Nearly three decades ago, the international community left Bosnia to bleed out. Under the eyes of the western powers, who might have intervened early on and deflected an all-out humanitarian catastrophe and a genocide, the country underwent nearly four years of conflict.

All wars are cruel, but the Bosnian war was a template for misery. The capital, Sarajevo, once the site of the 1984 winter Olympics and a symbol of multicultural, multi-faith communities, was subjected to a medieval siege. Its inhabitants – intellectual, cosmopolitan Europeans who enjoyed cafe society, classical music and poetry – were starved, bombed, sniped and deprived of any contact with the outside world. Hundreds of thousands of people died, many of them children.

The war concluded after a genocide in the town of Srebrenica, which could have been prevented had irresponsible diplomacy and inertia not prevailed. In July 1995, nearly 8,000 Muslim men and boys were separated from the women under the eyes of UN peacekeepers who stood by and failed to defend them. They were loaded onto trucks, not knowing they were being sent to death, and then hunted down in forests or gunned down en masse in factories. Some of their bodies have never been recovered.

Finally, in the wake of that tremendous sorrow, then US president Bill Clinton ordered air strikes and American diplomats arm-wrestled former the warring parties to a shaky peace agreement, the Dayton Accords. It was a cynical move on Mr Clinton's part: he waited until the last possible moment to intervene, strategically deflecting attention from his own domestic political turmoil.

The Dayton Accords were never meant to last decades. They were insufficient, and in many ways, rewarded the perpetrators of that war, which included the Bosnian Serbs and their masters in Belgrade: then Serbian president Slobodan Milosevic and his cronies. There were few provisions for constructive transitional justice, and that meant most of the victims – of concentration camps, rape camps, or ethnically cleansed villages – never saw justice.

SUPPLIED ENTRIES:
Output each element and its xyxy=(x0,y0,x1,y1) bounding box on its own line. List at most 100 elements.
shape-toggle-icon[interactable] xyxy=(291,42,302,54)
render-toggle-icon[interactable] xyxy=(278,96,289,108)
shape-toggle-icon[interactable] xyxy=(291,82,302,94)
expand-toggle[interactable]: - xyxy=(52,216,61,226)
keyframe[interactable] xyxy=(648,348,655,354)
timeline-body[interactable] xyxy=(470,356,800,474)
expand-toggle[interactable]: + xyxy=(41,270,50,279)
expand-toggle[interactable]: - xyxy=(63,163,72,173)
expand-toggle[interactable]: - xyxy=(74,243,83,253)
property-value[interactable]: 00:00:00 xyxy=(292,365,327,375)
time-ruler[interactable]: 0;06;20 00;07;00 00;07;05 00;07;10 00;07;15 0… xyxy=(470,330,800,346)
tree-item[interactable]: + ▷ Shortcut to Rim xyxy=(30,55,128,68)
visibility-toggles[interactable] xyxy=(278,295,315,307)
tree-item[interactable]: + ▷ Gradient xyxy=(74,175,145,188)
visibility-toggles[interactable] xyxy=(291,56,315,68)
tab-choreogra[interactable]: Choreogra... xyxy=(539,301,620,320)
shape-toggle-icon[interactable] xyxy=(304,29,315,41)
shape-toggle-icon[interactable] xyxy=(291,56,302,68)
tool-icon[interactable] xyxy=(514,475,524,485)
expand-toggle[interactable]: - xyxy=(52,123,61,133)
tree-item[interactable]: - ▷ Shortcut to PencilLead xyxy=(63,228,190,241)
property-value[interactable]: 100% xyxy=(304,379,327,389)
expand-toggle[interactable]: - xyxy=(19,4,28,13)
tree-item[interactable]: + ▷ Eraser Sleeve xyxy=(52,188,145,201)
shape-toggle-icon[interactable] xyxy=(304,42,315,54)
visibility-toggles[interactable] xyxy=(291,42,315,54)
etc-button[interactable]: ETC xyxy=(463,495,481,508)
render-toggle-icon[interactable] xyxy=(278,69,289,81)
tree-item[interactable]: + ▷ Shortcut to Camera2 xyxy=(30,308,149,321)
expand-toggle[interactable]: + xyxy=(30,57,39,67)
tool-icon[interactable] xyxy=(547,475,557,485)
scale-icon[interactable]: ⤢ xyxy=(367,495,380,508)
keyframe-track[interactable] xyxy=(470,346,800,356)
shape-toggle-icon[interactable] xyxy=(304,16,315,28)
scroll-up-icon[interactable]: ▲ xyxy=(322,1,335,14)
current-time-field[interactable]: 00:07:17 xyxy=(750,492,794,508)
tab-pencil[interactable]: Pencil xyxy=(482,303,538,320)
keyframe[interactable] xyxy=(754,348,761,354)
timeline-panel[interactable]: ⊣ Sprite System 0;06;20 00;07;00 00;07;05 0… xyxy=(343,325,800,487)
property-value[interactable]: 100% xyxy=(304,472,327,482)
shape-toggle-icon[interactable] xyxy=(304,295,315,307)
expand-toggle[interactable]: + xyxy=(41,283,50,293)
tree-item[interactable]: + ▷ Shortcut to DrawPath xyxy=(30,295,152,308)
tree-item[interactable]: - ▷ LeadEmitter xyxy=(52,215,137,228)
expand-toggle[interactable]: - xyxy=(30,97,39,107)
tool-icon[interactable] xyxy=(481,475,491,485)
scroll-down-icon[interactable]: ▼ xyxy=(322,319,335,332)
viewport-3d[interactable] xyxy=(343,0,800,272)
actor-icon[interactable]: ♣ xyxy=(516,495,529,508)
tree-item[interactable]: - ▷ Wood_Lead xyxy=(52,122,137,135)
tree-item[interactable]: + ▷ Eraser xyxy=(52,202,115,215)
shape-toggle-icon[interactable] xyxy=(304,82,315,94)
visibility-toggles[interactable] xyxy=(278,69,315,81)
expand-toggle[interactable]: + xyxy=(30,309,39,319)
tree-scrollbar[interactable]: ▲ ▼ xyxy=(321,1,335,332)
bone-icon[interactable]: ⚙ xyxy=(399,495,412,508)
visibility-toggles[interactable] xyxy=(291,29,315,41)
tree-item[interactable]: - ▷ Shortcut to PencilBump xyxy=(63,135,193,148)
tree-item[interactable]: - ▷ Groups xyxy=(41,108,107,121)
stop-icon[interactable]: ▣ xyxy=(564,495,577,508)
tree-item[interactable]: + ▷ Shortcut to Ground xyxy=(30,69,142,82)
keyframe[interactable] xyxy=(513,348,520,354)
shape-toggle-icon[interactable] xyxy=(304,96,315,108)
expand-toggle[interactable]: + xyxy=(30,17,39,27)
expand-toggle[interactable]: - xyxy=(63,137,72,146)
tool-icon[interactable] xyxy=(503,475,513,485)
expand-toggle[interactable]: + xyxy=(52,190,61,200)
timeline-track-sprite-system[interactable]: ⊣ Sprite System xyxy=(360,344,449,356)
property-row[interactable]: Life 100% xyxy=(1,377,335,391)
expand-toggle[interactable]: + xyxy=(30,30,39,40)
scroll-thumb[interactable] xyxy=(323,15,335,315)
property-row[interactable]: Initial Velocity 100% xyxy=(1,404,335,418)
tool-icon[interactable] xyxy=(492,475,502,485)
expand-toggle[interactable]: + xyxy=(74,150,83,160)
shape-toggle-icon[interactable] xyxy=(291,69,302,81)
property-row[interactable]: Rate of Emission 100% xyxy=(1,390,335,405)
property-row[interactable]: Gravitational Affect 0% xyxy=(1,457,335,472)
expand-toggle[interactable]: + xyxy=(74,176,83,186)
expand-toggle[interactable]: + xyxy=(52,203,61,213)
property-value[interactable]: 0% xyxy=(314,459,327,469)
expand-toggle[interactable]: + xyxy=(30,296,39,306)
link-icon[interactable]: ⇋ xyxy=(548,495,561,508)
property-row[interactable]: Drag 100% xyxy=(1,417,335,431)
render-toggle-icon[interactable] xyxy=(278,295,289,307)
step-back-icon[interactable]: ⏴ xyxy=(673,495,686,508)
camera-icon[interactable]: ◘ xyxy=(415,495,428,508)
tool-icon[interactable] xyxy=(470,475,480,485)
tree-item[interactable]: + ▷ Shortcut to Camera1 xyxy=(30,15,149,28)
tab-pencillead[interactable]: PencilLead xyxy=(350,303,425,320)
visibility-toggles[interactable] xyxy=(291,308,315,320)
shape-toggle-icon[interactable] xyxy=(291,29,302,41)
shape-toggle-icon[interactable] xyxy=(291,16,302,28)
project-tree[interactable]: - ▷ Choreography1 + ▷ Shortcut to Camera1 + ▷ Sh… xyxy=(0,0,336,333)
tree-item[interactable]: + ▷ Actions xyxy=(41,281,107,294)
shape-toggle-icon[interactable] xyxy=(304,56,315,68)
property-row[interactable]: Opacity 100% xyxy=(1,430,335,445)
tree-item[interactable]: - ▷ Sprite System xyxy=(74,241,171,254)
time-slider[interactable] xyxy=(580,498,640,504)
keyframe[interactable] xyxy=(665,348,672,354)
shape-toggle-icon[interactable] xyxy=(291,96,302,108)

TO BE DONE:
**1)** Answer these questions about the Bosnian war excerpt:
(a) Which international event was Sarajevo once the site of?
(b) How many Muslim men and boys were separated from the women in July 1995?
(c) What was the peace agreement called?
**2)** Repeat everything in the Bosnian war excerpt from "Finally, in the" down to "never saw justice.".

SET OF ANSWERS:
**1)**
(a) The 1984 winter Olympics.
(b) Nearly 8,000.
(c) The Dayton Accords.

**2)**
Finally, in the wake of that tremendous sorrow, then US president Bill Clinton ordered air strikes and American diplomats arm-wrestled former the warring parties to a shaky peace agreement, the Dayton Accords. It was a cynical move on Mr Clinton's part: he waited until the last possible moment to intervene, strategically deflecting attention from his own domestic political turmoil.

The Dayton Accords were never meant to last decades. They were insufficient, and in many ways, rewarded the perpetrators of that war, which included the Bosnian Serbs and their masters in Belgrade: then Serbian president Slobodan Milosevic and his cronies. There were few provisions for constructive transitional justice, and that meant most of the victims – of concentration camps, rape camps, or ethnically cleansed villages – never saw justice.